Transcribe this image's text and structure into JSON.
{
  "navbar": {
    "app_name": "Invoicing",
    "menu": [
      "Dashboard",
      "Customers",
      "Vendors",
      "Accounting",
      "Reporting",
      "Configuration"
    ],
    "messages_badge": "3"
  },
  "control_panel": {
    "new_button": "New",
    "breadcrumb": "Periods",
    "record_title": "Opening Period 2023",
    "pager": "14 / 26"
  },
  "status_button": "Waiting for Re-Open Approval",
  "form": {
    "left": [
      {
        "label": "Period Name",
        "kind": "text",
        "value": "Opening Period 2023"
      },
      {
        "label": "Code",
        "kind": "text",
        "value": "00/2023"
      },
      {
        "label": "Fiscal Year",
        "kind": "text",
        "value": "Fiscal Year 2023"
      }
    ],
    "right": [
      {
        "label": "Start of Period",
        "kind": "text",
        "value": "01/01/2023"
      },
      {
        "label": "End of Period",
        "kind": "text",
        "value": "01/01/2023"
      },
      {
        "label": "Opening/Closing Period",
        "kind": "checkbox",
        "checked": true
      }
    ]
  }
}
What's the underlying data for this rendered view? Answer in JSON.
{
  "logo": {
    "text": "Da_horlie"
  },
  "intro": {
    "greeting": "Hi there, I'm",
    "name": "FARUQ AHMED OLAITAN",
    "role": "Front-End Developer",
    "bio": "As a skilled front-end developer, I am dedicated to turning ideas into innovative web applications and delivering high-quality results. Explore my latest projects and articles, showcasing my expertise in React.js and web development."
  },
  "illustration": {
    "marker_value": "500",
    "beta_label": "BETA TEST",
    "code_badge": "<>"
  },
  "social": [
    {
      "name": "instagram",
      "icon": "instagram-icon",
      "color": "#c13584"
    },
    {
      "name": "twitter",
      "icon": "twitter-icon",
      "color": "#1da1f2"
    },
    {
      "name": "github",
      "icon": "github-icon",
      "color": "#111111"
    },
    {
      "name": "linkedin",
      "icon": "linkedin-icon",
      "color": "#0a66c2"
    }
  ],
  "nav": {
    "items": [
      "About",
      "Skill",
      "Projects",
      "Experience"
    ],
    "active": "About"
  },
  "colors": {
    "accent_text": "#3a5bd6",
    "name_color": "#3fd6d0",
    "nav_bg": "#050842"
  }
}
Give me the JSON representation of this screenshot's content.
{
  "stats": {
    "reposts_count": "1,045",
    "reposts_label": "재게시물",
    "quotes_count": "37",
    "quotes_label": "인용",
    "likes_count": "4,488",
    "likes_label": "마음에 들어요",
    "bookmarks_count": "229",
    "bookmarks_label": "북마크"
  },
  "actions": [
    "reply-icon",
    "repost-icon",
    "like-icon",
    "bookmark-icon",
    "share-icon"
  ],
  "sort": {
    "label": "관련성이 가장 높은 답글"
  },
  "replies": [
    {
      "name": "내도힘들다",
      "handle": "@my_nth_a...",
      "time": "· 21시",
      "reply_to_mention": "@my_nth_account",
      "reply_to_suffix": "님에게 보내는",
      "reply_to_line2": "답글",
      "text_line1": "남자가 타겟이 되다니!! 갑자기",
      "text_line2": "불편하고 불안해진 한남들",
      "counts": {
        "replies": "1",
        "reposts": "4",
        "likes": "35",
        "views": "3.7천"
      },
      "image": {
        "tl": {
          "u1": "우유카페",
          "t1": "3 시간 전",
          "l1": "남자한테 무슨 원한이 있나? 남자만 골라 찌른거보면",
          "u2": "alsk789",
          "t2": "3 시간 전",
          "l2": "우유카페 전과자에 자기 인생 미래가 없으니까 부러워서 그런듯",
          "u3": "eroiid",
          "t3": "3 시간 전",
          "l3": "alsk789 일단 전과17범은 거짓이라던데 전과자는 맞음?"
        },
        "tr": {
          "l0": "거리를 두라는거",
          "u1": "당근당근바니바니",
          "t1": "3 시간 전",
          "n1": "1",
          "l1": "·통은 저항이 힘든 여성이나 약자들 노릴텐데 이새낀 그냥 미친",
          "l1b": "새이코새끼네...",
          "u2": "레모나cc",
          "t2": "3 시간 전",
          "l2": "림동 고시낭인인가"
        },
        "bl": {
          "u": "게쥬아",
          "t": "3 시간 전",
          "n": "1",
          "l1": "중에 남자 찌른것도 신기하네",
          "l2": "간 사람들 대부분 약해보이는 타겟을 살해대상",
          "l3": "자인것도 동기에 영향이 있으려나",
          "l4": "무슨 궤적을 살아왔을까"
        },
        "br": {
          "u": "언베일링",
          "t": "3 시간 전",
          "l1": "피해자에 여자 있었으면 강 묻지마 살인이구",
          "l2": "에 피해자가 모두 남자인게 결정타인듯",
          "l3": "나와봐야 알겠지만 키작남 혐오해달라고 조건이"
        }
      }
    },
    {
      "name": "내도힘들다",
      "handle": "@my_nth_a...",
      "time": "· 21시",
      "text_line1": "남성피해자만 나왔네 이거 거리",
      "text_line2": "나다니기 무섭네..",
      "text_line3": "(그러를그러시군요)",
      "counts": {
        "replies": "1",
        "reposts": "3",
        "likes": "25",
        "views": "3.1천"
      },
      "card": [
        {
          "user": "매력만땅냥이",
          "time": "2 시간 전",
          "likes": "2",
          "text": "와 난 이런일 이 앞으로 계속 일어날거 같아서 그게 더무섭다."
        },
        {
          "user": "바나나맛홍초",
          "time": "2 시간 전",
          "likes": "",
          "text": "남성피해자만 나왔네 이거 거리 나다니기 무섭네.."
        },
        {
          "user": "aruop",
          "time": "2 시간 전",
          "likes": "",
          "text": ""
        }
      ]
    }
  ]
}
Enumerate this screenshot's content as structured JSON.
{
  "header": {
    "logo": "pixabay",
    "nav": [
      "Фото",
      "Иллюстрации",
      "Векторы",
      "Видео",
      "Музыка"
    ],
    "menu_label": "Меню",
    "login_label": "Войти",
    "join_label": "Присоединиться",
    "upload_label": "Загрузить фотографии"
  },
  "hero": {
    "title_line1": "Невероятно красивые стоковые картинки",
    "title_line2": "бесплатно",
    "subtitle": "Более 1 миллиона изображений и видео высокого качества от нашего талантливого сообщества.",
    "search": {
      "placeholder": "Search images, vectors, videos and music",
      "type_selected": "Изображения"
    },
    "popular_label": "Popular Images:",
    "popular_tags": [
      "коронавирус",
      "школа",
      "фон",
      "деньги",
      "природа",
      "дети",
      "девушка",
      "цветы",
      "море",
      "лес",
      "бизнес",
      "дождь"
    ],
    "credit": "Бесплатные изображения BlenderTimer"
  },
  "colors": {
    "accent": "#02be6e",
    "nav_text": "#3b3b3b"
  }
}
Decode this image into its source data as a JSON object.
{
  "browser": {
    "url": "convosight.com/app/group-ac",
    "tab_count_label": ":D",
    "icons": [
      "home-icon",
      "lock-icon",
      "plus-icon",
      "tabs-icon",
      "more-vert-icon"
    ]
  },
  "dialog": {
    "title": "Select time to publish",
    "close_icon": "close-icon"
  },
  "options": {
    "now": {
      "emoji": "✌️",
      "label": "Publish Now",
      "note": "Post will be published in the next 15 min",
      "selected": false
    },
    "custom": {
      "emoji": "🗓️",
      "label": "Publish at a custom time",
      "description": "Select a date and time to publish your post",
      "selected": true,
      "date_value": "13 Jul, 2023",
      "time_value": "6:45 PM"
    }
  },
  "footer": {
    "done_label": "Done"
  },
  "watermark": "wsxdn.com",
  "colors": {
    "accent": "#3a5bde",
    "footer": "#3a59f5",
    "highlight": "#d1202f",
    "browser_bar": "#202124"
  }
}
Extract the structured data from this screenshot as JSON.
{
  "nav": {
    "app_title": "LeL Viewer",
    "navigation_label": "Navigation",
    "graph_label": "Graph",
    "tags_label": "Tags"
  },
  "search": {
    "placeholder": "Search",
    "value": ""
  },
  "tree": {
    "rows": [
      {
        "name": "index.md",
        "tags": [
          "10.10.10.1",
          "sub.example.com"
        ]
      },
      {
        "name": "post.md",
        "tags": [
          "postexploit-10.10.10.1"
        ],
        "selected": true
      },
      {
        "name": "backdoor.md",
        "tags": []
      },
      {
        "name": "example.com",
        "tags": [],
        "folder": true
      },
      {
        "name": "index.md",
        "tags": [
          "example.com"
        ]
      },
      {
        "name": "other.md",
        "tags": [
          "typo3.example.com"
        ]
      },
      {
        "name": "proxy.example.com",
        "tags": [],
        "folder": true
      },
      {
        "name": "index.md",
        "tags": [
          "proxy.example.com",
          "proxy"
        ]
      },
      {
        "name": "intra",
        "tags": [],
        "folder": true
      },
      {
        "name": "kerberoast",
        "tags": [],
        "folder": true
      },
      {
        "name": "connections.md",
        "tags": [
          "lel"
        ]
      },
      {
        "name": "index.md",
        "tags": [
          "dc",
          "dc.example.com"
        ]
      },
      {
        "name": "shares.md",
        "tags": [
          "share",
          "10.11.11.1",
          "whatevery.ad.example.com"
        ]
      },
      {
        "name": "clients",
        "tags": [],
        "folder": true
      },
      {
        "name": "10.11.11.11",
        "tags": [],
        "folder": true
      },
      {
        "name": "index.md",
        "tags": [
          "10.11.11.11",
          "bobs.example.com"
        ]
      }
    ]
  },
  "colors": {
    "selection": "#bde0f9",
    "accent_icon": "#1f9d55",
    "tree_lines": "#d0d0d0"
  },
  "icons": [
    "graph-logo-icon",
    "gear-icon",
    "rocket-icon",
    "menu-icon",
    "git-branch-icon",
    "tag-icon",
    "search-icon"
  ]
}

+===+

Copy each line from the records above that includes the string "Year".

FINISHED TASK |
        "label": "Fiscal Year",
        "value": "Fiscal Year 2023"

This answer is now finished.